Items —
• • •
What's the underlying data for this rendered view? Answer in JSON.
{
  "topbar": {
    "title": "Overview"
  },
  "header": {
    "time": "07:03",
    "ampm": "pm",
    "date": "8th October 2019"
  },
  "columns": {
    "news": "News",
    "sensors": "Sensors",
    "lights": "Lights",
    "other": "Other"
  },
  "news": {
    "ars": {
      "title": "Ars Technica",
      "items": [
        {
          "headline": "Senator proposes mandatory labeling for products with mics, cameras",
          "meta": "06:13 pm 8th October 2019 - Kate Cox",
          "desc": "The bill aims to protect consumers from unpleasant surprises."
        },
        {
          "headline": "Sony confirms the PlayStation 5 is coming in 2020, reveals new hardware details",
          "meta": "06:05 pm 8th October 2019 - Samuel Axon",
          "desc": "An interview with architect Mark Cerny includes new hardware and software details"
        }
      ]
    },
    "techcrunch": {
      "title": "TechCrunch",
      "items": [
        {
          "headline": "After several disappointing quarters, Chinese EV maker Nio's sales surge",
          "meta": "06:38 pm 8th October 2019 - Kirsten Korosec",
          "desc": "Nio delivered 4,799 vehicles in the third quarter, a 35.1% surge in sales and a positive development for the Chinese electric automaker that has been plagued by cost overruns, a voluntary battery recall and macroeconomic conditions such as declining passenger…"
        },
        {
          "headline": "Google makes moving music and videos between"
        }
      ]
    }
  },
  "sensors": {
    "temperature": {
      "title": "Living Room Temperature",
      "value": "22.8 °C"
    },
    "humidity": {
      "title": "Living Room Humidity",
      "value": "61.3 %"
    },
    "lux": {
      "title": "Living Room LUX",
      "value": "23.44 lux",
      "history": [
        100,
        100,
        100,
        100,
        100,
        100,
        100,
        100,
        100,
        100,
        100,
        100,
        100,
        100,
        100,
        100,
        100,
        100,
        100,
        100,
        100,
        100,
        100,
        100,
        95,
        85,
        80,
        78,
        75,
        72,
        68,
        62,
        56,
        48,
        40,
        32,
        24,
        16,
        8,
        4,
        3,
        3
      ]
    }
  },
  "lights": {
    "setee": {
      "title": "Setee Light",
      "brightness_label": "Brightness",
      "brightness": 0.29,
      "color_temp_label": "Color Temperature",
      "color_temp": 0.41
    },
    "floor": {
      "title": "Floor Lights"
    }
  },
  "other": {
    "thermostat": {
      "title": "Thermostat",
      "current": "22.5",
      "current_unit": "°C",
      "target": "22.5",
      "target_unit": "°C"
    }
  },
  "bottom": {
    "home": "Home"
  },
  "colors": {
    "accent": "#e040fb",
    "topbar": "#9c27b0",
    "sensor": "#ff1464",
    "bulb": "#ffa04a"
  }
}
• • •
Task requirements —
Report how many lines in the records above contain the word "sales", giving only the number.

The result —
2